_Request_.
Pull out every line below that holds the word "realizacji".

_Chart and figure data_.
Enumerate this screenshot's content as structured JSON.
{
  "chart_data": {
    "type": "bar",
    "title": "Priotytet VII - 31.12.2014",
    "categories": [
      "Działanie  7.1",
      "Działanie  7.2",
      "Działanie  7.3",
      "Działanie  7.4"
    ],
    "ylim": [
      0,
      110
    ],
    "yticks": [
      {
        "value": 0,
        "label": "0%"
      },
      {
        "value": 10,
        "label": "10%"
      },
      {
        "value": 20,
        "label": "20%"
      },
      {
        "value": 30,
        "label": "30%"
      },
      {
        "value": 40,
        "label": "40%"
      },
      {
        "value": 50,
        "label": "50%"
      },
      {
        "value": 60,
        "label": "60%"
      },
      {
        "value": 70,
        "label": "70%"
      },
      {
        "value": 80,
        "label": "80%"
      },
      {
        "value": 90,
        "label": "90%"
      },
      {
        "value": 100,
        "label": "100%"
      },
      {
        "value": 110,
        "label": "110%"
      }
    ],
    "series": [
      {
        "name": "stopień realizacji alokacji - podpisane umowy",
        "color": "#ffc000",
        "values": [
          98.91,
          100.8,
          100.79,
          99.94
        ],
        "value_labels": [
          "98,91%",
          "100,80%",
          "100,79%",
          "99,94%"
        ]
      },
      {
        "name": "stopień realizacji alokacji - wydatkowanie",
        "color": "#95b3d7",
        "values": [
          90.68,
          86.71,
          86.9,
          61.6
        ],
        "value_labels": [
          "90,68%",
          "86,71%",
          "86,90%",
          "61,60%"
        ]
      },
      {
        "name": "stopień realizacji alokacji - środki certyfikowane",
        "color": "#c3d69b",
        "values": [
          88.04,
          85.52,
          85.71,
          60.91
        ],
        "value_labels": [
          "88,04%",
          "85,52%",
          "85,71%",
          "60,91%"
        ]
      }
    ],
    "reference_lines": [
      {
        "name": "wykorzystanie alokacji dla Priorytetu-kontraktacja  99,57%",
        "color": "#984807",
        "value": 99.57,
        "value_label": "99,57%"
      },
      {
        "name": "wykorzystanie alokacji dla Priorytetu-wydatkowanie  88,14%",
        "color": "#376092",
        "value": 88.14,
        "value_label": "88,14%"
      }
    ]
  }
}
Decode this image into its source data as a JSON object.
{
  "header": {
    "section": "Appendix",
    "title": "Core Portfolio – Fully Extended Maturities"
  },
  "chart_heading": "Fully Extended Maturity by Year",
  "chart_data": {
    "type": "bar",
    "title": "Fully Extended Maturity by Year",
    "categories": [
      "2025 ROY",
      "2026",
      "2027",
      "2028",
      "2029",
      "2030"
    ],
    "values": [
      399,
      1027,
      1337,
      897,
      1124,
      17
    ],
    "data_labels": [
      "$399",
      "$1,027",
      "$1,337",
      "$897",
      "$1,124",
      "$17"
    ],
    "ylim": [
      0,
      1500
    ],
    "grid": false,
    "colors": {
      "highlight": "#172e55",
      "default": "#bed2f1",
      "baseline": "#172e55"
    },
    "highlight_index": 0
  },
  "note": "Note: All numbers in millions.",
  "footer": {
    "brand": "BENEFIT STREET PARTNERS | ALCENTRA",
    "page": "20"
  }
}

--

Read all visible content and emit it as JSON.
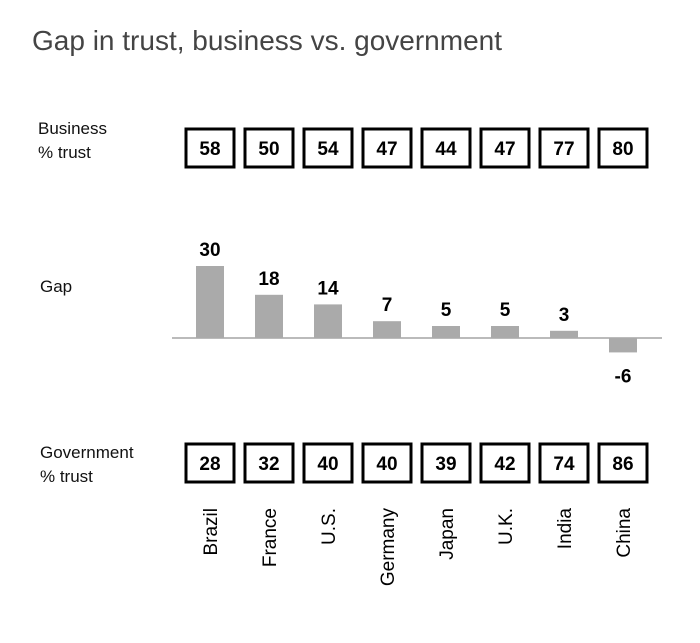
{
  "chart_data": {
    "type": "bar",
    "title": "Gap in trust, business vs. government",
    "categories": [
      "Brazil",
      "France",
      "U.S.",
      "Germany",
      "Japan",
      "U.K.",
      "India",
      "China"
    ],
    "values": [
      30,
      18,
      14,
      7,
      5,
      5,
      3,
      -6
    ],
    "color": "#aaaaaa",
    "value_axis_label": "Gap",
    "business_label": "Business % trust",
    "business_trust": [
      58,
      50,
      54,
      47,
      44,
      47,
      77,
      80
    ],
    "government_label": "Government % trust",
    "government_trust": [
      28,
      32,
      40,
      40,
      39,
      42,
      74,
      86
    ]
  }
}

---

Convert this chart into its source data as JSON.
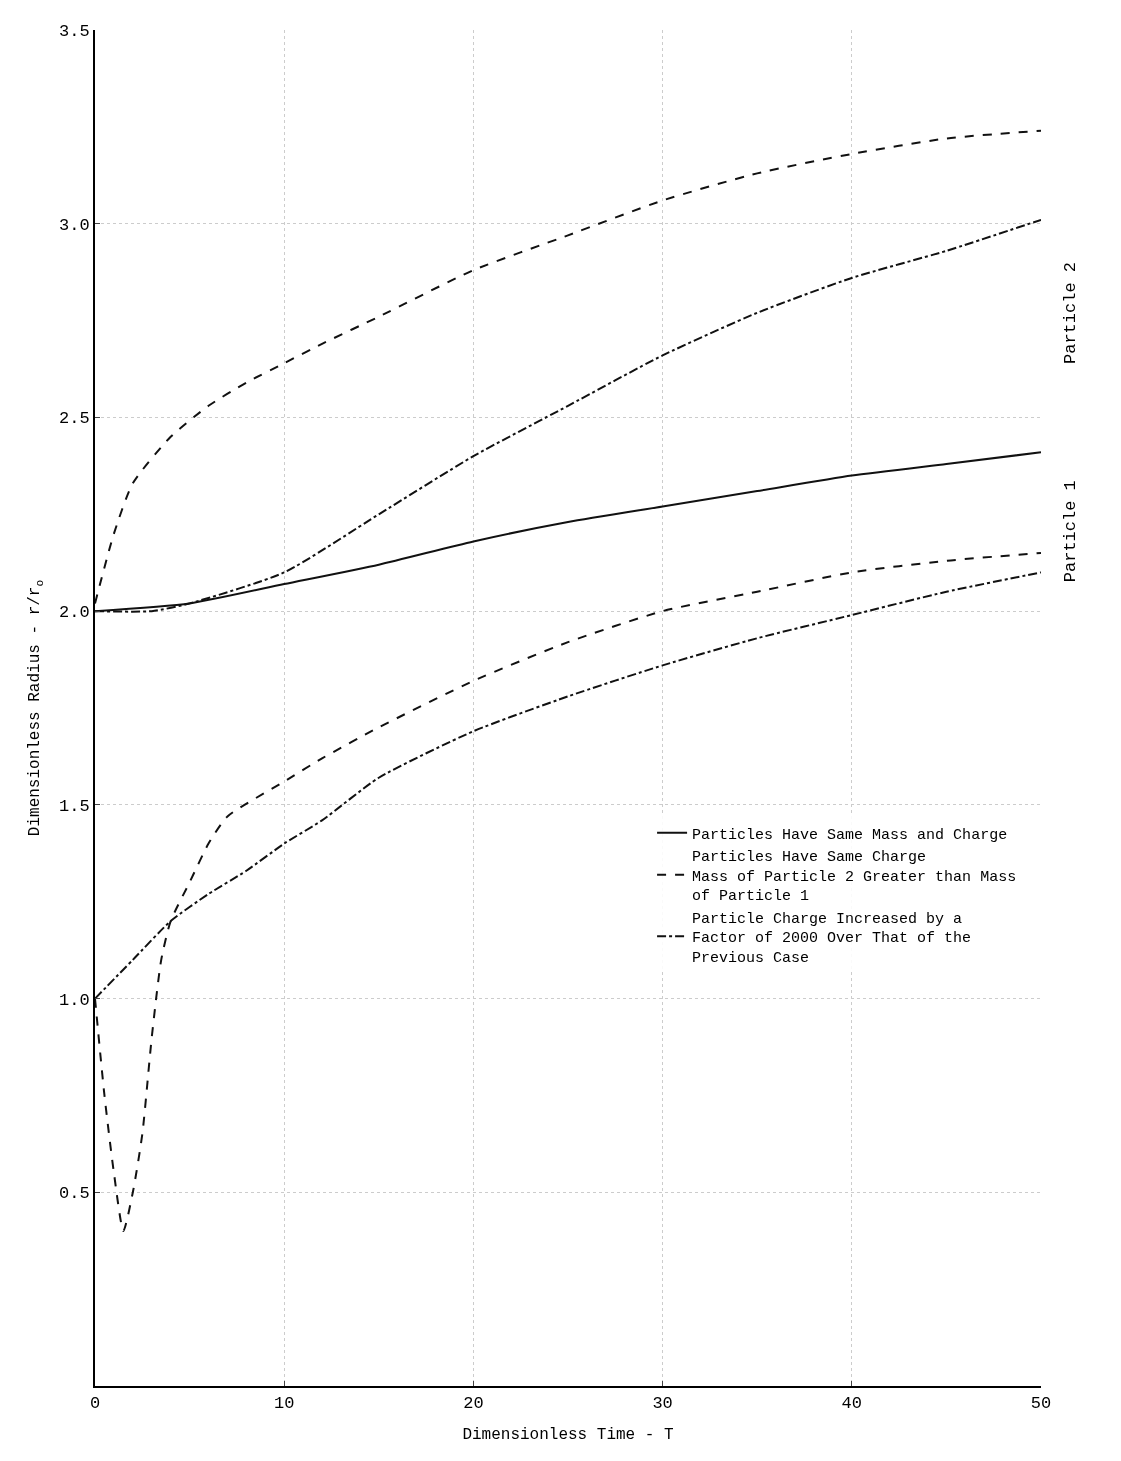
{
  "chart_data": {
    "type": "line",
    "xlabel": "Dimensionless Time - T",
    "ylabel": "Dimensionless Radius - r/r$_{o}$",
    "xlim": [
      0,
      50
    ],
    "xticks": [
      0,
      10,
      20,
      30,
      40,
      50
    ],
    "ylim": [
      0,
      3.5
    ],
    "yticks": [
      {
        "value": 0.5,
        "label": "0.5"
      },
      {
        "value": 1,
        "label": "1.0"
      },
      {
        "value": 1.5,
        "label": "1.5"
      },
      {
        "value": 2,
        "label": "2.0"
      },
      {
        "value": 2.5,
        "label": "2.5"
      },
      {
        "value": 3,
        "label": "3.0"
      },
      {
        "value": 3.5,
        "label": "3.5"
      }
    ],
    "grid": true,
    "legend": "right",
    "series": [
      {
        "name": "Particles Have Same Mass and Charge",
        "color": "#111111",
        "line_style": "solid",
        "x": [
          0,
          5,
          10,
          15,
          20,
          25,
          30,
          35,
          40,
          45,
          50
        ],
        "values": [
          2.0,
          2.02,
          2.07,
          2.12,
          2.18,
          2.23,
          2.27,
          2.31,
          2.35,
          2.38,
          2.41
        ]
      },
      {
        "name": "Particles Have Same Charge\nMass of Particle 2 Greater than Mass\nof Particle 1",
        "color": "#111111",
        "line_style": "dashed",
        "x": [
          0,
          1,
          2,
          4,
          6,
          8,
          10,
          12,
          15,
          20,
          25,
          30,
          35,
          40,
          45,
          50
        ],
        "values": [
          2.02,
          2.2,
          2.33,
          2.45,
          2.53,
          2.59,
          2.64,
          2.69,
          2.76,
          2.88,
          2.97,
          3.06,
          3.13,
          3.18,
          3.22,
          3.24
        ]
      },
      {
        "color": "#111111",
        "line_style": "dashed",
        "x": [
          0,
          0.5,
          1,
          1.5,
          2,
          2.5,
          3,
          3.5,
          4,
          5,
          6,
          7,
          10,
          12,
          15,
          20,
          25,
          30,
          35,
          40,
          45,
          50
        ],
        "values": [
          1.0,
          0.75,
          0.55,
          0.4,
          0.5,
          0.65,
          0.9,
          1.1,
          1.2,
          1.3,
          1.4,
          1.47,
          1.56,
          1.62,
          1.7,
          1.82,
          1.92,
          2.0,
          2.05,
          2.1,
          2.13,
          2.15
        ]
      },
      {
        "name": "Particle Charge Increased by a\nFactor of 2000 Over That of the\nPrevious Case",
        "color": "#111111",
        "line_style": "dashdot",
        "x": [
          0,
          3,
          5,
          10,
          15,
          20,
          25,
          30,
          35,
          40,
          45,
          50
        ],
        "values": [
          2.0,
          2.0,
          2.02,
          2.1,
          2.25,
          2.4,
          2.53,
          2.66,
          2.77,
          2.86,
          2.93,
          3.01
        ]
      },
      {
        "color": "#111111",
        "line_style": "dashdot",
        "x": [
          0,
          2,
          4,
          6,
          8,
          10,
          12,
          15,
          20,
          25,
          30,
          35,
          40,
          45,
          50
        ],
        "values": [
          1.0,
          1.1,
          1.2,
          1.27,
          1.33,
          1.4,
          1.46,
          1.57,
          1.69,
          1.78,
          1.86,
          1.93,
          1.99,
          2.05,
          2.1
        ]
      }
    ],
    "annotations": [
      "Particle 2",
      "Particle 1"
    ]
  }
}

_Solution to this task_.
        "name": "stopień realizacji alokacji - podpisane umowy",
        "name": "stopień realizacji alokacji - wydatkowanie",
        "name": "stopień realizacji alokacji - środki certyfikowane",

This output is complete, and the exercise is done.